== WHAT YOU ARE ASKED TO DO ==
Find the string "elit" in the entries and copy each line that has it.

::: GIVEN DATA

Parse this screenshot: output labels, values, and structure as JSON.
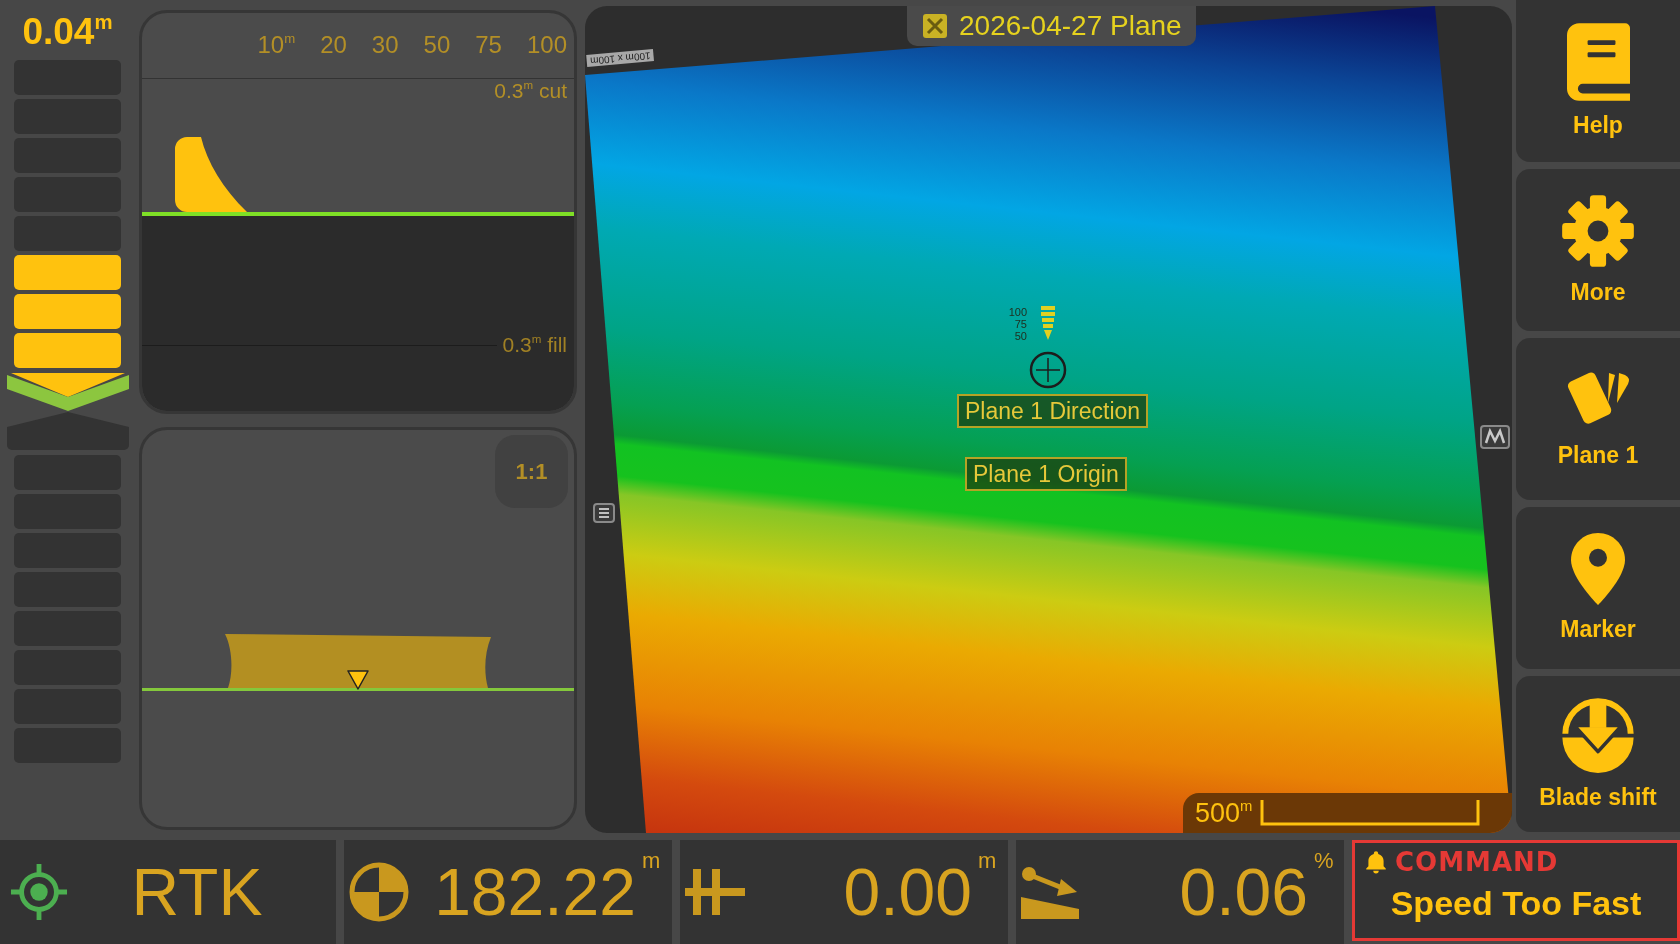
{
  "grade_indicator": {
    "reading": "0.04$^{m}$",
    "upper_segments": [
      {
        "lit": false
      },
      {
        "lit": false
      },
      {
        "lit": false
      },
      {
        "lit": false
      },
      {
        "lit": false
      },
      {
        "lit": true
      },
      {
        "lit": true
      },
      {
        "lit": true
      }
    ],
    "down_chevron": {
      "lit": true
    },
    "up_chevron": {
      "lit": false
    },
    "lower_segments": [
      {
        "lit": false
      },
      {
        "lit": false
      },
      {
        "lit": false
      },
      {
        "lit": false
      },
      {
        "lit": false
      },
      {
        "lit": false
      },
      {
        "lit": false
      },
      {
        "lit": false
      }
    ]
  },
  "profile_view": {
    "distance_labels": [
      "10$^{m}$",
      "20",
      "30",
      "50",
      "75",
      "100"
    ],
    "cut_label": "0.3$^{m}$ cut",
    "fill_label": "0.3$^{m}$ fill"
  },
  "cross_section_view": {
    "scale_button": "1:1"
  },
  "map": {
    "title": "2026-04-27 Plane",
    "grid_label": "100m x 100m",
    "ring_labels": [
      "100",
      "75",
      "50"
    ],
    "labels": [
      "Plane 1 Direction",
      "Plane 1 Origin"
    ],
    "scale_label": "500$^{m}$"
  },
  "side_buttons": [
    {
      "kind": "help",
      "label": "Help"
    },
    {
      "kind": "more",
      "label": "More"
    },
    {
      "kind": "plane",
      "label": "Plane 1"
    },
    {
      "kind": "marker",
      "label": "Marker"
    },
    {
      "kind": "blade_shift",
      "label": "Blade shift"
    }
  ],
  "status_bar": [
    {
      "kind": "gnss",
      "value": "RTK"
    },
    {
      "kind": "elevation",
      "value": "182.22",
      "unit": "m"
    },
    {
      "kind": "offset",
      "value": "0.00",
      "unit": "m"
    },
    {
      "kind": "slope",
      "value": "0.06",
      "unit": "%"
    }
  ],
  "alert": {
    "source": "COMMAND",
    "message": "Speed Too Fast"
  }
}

::::::
::: GIVEN DATA

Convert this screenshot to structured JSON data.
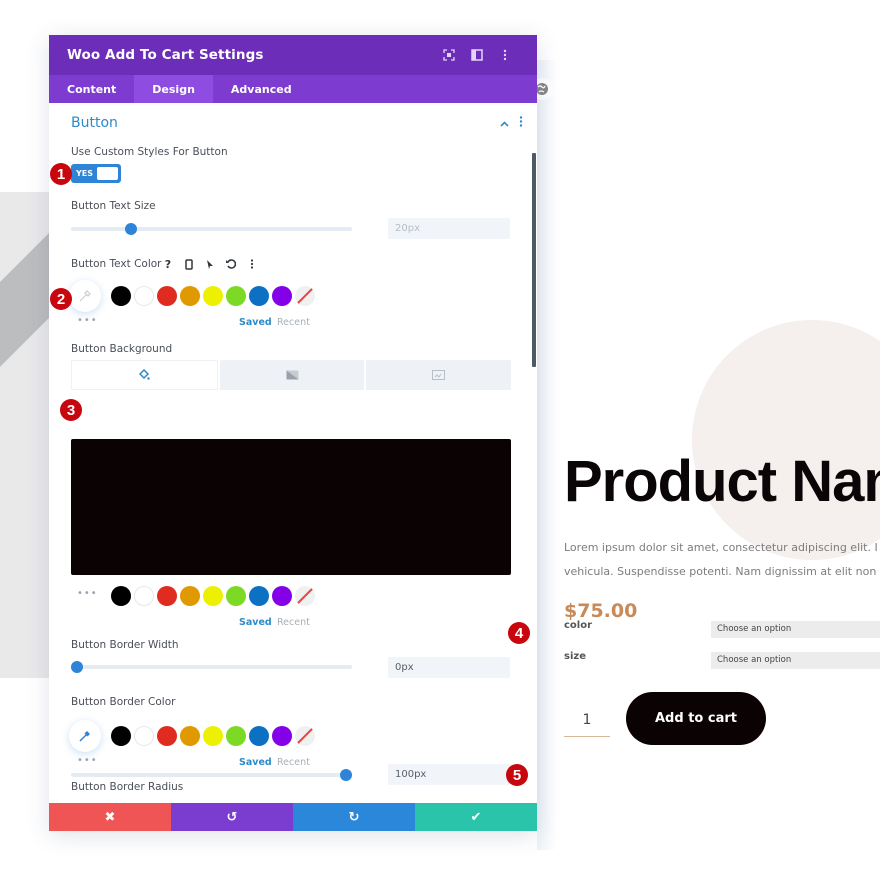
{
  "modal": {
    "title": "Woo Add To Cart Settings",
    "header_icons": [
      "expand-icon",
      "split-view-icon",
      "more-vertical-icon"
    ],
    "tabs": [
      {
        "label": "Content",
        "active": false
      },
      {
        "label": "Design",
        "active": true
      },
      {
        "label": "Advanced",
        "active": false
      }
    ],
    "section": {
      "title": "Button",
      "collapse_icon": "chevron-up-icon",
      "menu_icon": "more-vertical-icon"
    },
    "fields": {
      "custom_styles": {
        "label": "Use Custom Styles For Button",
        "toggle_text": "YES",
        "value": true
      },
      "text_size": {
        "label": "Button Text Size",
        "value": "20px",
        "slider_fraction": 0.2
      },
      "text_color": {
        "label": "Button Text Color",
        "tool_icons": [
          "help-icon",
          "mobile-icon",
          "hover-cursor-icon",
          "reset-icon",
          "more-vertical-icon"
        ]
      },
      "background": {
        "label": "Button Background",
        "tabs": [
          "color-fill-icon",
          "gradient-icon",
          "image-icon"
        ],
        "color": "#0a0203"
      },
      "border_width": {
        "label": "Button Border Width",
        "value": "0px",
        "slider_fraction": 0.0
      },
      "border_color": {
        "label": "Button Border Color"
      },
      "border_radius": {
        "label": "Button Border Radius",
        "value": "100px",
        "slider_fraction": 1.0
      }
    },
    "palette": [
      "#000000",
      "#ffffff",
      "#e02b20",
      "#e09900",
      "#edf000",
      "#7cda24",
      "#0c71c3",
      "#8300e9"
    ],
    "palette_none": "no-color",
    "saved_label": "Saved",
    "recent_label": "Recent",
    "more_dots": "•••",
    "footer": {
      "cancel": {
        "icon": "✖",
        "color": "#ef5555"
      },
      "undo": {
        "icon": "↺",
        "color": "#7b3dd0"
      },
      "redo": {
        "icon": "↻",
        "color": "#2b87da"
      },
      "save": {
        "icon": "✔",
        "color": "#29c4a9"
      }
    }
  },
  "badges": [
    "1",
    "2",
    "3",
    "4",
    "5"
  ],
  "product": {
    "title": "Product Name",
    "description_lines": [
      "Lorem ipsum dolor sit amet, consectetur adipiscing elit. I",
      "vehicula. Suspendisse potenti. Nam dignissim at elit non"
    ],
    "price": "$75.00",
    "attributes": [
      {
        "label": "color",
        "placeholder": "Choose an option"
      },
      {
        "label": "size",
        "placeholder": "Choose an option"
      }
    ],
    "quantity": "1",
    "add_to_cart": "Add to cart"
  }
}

::::::

== EXERCISE ANSWER ==
      "Lorem ipsum dolor sit amet, consectetur adipiscing elit. I",
      "vehicula. Suspendisse potenti. Nam dignissim at elit non"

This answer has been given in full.